* _Task requirements_
Could you state how many lines of the material hold "name"? Include nothing beyond the number.
___ Data supplied ___
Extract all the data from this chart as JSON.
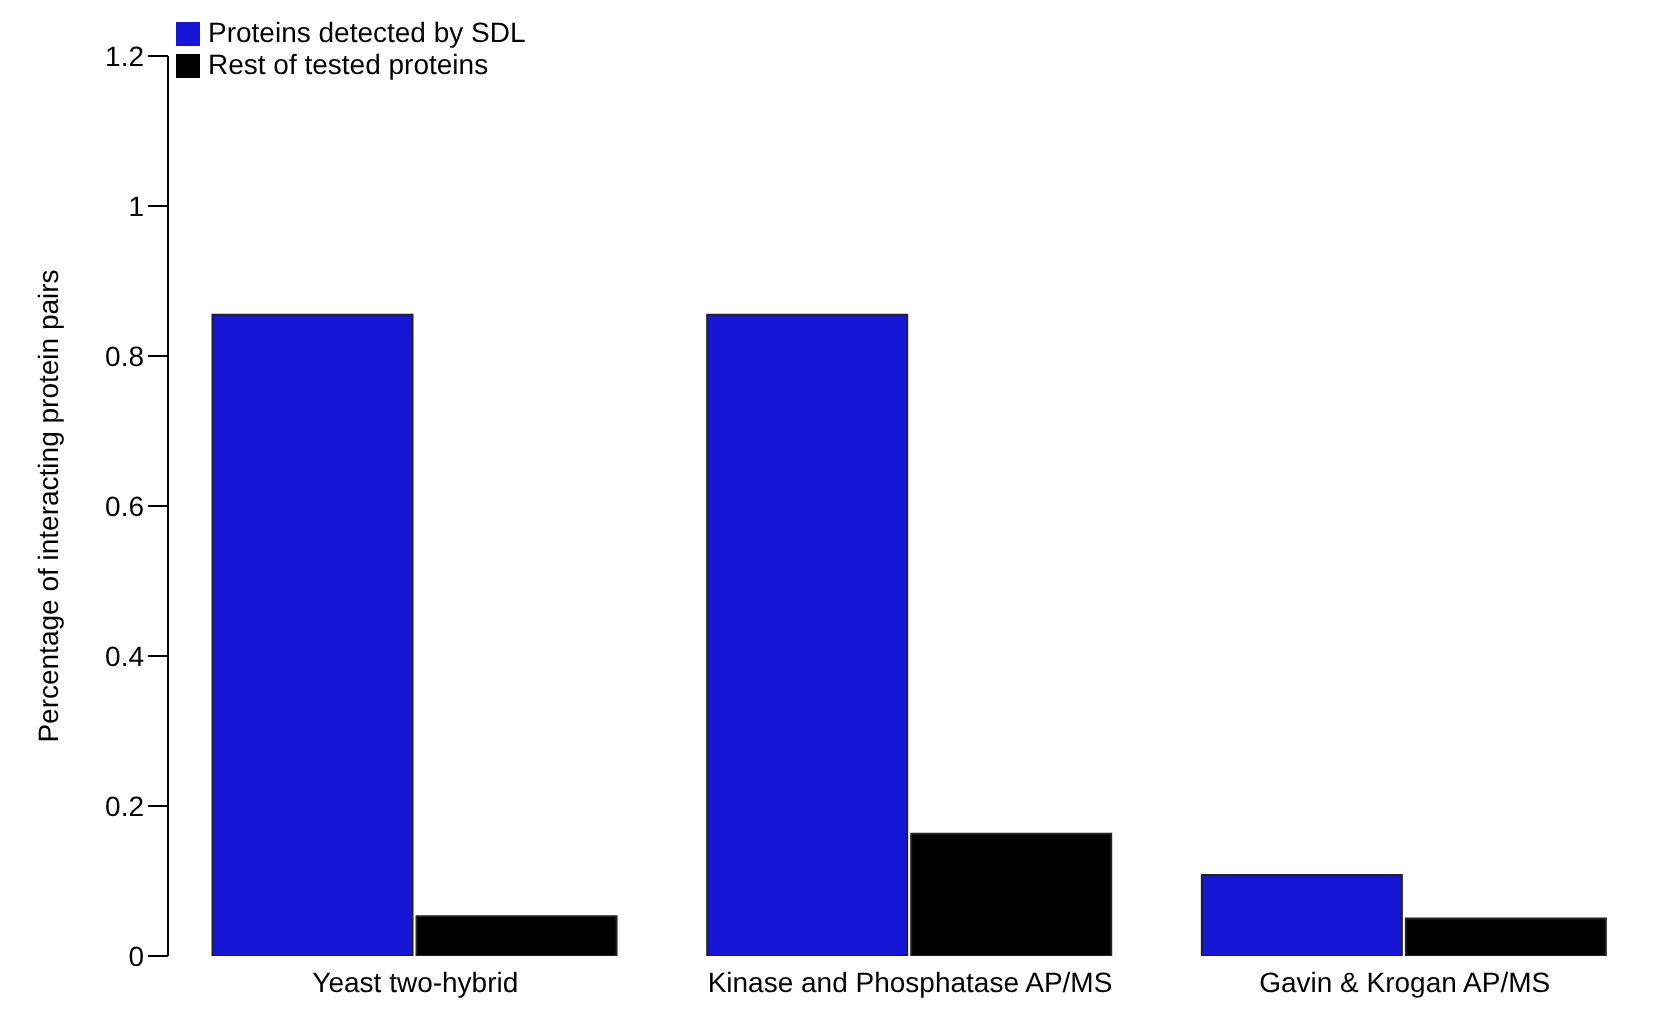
{
  "chart_data": {
    "type": "bar",
    "ylabel": "Percentage of interacting protein pairs",
    "categories": [
      "Yeast two-hybrid",
      "Kinase and Phosphatase AP/MS",
      "Gavin & Krogan AP/MS"
    ],
    "series": [
      {
        "name": "Proteins detected by SDL",
        "color": "#1616d6",
        "values": [
          0.855,
          0.855,
          0.108
        ]
      },
      {
        "name": "Rest of tested proteins",
        "color": "#000000",
        "values": [
          0.053,
          0.163,
          0.05
        ]
      }
    ],
    "ylim": [
      0,
      1.2
    ],
    "yticks": [
      0,
      0.2,
      0.4,
      0.6,
      0.8,
      1,
      1.2
    ],
    "grid": false,
    "legend": "top left"
  }
}
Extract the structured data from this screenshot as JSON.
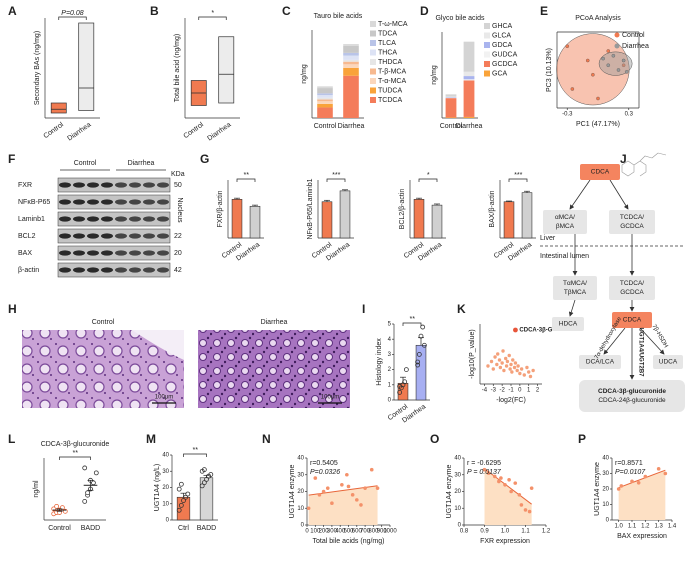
___
* _Exercise output_
2